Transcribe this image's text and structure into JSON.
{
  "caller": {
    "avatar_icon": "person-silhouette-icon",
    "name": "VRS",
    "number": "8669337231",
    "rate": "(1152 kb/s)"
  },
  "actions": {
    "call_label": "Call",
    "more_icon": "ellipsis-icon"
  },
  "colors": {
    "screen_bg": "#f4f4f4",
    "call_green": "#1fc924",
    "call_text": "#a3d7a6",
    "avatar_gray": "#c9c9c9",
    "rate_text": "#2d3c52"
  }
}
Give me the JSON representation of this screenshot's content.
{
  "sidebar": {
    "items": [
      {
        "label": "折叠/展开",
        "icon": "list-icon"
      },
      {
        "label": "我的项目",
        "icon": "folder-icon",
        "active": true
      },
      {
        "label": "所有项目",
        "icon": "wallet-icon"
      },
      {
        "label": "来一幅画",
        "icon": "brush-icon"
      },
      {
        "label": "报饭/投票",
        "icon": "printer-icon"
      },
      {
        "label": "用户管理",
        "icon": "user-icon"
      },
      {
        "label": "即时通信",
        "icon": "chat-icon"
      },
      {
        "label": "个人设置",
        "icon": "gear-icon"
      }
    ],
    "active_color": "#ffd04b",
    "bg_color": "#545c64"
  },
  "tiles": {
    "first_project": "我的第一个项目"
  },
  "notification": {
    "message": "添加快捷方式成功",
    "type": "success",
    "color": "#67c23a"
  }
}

__________

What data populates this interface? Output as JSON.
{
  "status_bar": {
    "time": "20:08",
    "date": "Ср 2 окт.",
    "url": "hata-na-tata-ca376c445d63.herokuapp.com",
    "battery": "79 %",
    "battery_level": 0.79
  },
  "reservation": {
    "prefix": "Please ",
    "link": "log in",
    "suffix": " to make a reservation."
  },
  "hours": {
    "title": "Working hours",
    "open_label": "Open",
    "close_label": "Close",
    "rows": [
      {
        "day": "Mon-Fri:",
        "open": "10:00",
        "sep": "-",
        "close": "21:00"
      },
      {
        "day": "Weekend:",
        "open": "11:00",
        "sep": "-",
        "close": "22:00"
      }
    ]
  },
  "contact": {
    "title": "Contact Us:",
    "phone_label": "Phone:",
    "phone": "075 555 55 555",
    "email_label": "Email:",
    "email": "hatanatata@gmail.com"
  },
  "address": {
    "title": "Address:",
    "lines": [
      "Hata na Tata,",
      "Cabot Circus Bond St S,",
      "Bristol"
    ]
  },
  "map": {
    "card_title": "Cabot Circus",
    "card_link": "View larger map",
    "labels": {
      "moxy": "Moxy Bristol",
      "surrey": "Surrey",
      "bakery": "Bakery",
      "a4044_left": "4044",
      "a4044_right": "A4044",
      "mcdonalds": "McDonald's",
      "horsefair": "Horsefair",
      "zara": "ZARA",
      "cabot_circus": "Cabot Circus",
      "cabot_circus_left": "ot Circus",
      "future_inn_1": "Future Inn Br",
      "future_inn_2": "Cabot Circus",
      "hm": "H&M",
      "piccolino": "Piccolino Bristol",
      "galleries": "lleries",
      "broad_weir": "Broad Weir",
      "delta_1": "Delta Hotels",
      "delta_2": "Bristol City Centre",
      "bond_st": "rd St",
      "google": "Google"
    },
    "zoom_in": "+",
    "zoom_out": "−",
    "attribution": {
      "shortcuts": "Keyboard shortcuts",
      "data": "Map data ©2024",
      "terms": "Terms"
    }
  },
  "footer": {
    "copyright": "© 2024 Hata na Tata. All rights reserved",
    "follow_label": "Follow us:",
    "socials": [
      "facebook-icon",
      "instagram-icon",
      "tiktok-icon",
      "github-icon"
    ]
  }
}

__________

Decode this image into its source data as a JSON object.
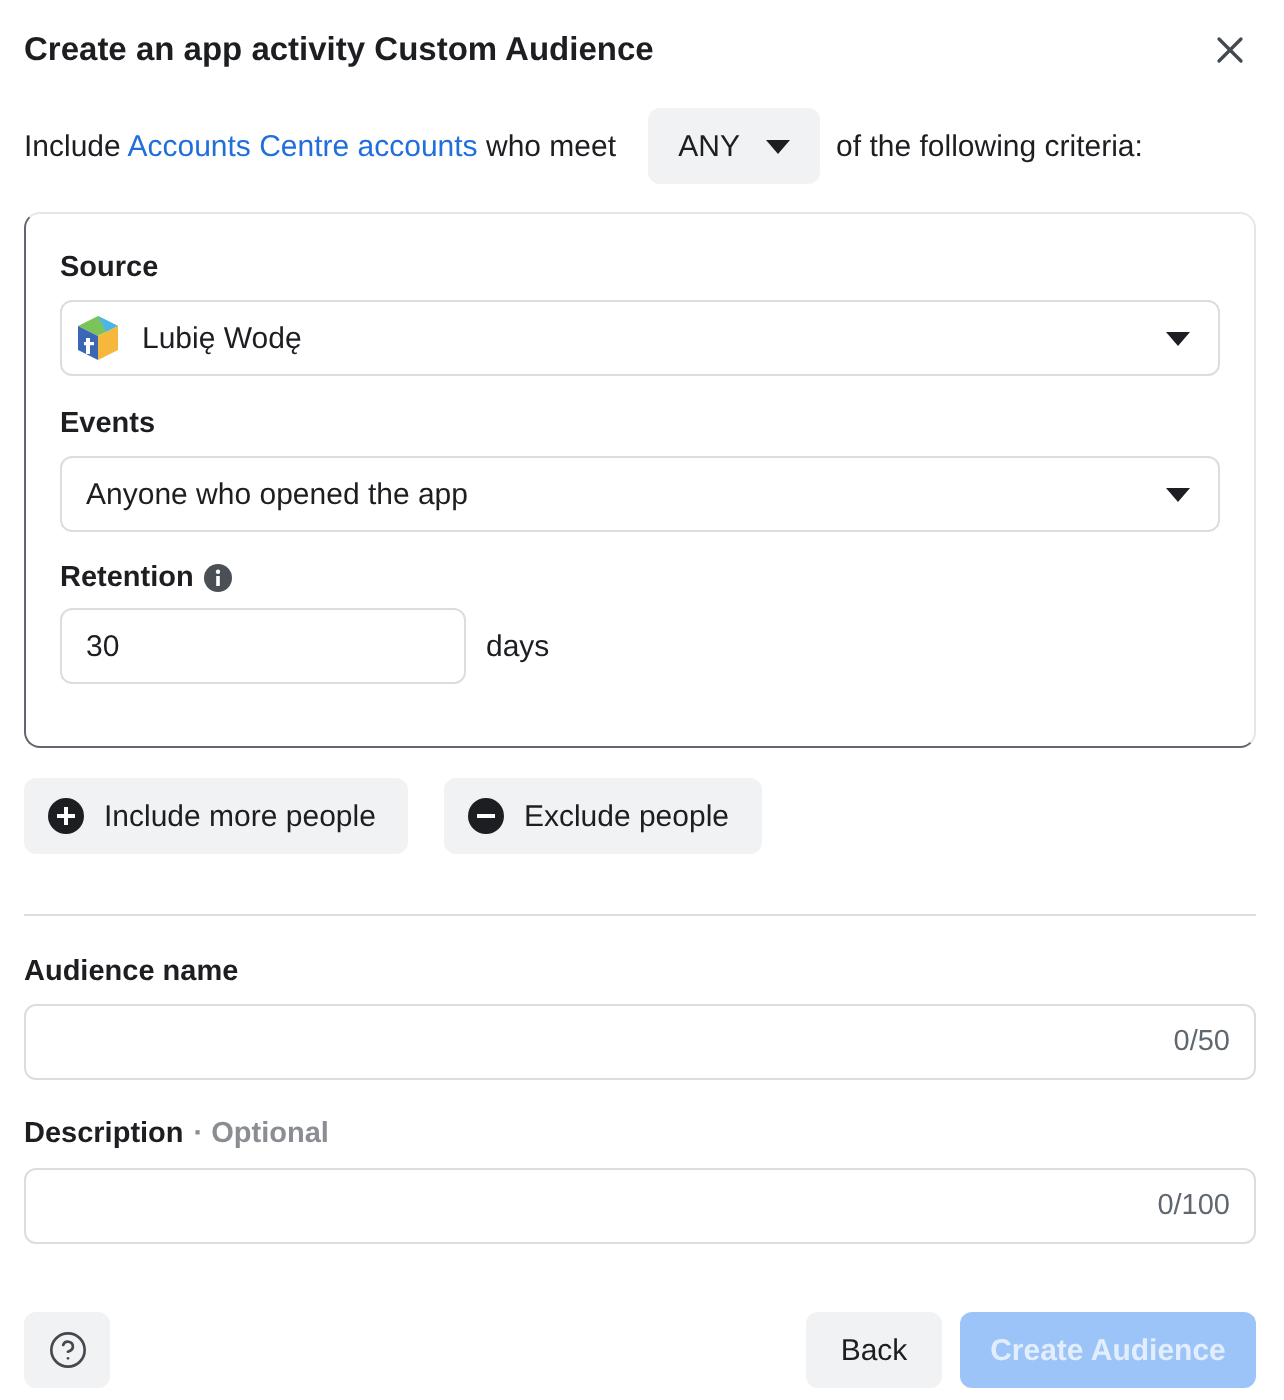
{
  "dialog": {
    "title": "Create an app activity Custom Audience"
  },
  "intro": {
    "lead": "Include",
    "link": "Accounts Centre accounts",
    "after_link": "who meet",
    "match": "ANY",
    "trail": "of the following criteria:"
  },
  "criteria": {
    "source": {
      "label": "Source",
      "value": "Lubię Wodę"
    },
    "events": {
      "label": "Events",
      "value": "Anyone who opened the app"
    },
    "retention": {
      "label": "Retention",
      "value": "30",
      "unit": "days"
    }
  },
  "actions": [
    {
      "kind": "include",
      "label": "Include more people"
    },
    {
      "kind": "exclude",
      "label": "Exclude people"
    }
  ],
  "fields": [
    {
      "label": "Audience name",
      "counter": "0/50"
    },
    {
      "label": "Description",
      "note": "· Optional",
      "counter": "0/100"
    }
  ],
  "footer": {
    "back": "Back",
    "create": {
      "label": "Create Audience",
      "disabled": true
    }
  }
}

__________

→ **PROBLEM DESCRIPTION**: Copy out each line of the entries that holds "Audience".

→ **TASK SOLUTION**:
    "title": "Create an app activity Custom Audience"
      "label": "Audience name",
      "label": "Create Audience",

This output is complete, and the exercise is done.